● Brief
Of all the lines in the records, how many hold the word "labels"? Answer with the number only.

Data entries

● ● ● ●

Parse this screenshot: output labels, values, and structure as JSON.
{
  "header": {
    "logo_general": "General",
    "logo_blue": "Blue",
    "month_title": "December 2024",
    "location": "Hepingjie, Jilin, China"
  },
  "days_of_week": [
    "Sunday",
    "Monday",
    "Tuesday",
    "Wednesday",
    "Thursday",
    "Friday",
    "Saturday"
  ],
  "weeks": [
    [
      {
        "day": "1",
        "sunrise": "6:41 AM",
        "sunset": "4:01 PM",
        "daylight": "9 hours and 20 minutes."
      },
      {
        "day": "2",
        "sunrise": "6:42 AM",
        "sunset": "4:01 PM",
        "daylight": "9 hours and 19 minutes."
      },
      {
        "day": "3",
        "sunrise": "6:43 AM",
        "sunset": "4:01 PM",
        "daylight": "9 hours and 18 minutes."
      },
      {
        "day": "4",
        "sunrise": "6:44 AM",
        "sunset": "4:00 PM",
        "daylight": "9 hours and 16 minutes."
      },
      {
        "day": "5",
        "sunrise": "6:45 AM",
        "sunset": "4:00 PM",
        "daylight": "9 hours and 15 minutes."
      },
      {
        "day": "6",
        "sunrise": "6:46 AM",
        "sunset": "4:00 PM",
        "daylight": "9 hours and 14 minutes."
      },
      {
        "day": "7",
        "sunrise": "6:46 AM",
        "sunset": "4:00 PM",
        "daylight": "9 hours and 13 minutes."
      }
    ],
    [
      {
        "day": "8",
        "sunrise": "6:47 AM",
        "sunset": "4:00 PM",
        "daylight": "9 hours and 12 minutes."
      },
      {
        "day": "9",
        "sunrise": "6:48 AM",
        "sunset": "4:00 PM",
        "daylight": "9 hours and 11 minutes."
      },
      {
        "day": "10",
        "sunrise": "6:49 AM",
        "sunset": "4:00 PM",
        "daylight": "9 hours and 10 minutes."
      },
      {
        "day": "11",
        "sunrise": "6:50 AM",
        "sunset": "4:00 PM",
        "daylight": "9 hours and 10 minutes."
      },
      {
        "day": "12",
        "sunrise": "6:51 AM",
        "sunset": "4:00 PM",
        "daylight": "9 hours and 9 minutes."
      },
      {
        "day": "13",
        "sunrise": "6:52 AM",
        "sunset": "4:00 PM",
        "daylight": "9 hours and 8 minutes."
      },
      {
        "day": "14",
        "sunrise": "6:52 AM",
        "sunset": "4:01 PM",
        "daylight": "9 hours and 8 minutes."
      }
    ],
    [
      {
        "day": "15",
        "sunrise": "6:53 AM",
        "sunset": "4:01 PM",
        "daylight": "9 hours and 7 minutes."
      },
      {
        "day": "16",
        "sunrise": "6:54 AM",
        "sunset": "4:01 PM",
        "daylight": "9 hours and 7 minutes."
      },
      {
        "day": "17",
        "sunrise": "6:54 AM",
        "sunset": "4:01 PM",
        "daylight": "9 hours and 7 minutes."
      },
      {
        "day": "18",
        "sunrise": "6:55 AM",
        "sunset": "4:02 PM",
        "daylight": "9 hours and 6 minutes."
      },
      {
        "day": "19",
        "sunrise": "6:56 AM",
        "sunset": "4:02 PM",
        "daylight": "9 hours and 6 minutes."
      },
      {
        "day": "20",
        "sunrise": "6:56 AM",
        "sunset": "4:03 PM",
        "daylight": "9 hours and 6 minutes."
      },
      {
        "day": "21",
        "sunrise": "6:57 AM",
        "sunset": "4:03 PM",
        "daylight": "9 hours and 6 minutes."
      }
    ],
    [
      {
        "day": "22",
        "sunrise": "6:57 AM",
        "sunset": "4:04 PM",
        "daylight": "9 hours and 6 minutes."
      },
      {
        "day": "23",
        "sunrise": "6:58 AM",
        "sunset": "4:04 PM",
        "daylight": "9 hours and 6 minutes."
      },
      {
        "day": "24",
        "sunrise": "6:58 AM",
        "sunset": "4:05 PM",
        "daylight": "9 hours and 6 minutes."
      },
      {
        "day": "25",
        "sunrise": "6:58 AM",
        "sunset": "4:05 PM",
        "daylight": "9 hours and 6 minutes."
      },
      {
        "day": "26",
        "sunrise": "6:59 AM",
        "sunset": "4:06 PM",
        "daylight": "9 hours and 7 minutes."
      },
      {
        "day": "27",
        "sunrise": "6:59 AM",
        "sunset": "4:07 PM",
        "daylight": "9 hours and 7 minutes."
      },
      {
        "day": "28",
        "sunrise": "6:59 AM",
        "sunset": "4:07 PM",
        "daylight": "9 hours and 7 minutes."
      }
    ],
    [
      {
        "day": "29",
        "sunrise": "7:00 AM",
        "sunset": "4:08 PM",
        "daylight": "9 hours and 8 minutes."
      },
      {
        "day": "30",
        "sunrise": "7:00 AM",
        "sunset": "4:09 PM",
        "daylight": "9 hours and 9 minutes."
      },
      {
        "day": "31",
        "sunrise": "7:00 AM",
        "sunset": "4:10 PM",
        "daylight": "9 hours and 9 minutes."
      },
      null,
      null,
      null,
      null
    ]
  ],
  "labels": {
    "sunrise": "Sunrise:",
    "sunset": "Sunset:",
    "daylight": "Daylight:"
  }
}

● ● ● ●

● Exercise result
2